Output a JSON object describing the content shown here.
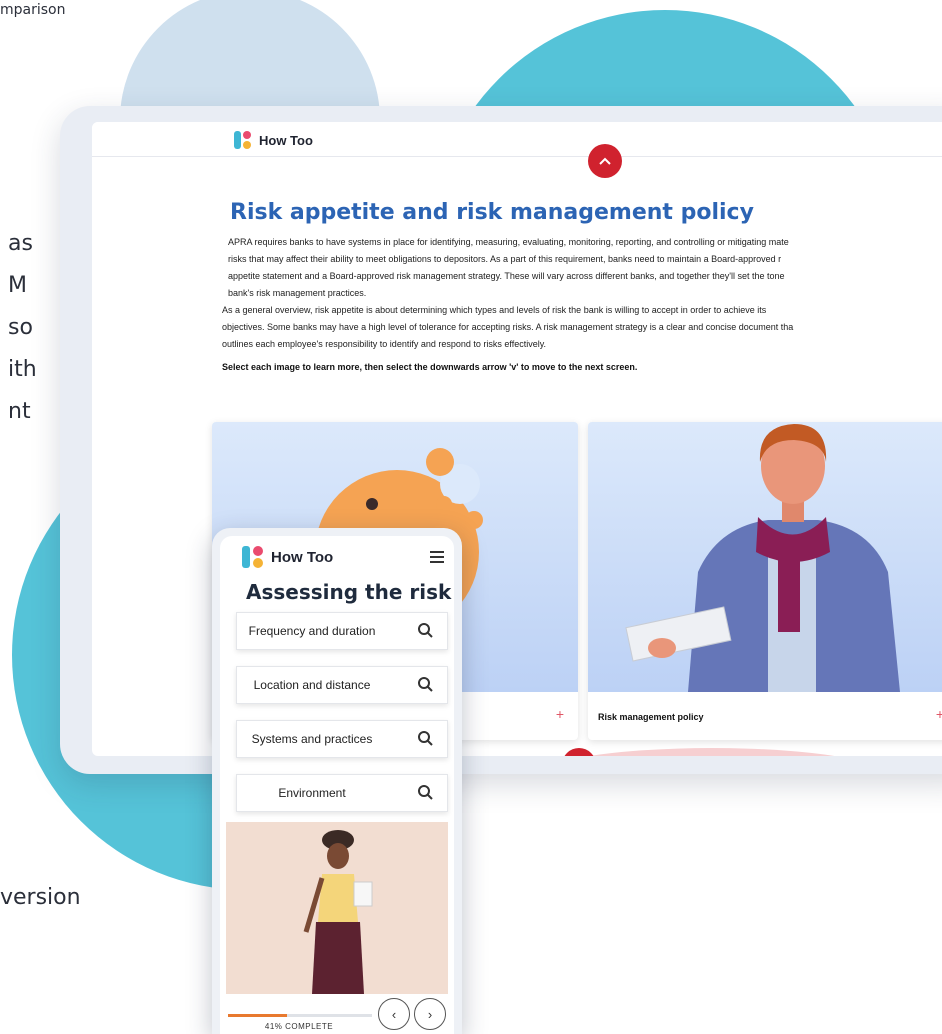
{
  "background_text": {
    "top_fragment": "mparison",
    "lines": [
      "as",
      "M",
      "so",
      "ith",
      "nt"
    ],
    "bottom_fragment": "version"
  },
  "desktop": {
    "brand": "How Too",
    "title": "Risk appetite and risk management policy",
    "paragraph1_lines": [
      "APRA requires banks to have systems in place for identifying, measuring, evaluating, monitoring, reporting, and controlling or mitigating mate",
      "risks that may affect their ability to meet obligations to depositors. As a part of this requirement, banks need to maintain a Board-approved r",
      "appetite statement and a Board-approved risk management strategy. These will vary across different banks, and together they'll set the tone",
      "bank's risk management practices."
    ],
    "paragraph2_lines": [
      "As a general overview, risk appetite is about determining which types and levels of risk the bank is willing to accept in order to achieve its",
      "objectives. Some banks may have a high level of tolerance for accepting risks. A risk management strategy is a clear and concise document tha",
      "outlines each employee's responsibility to identify and respond to risks effectively."
    ],
    "instruction": "Select each image to learn more, then select the downwards arrow 'v' to move to the next screen.",
    "cards": [
      {
        "label": "",
        "plus": "+"
      },
      {
        "label": "Risk management policy",
        "plus": "+"
      }
    ],
    "up_icon": "chevron-up-icon",
    "down_icon": "chevron-down-icon"
  },
  "mobile": {
    "brand": "How Too",
    "menu_icon": "hamburger-menu-icon",
    "title": "Assessing the risk",
    "items": [
      {
        "label": "Frequency and duration"
      },
      {
        "label": "Location and distance"
      },
      {
        "label": "Systems and practices"
      },
      {
        "label": "Environment"
      }
    ],
    "progress_percent": 41,
    "progress_label": "41% COMPLETE",
    "prev": "‹",
    "next": "›"
  },
  "colors": {
    "teal_blob": "#55c3d8",
    "pale_blob": "#cfe0ee",
    "title_blue": "#2c64b4",
    "accent_red": "#d0222e",
    "progress_orange": "#e8792f"
  }
}
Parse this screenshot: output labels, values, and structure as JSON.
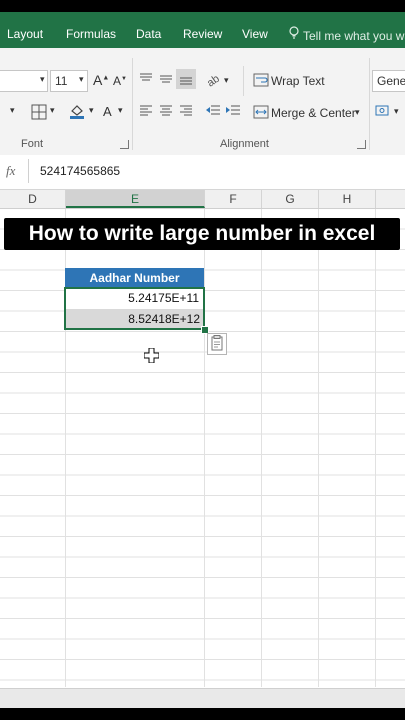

> **PROBLEM REQUIREMENTS**:
Go through the records above, find every line with the word "strategy", and list those lines.

> **RESULT FOR THIS TASK**:
      "appetite statement and a Board-approved risk management strategy. These will vary across different banks, and together they'll set the tone",
      "objectives. Some banks may have a high level of tolerance for accepting risks. A risk management strategy is a clear and concise document tha",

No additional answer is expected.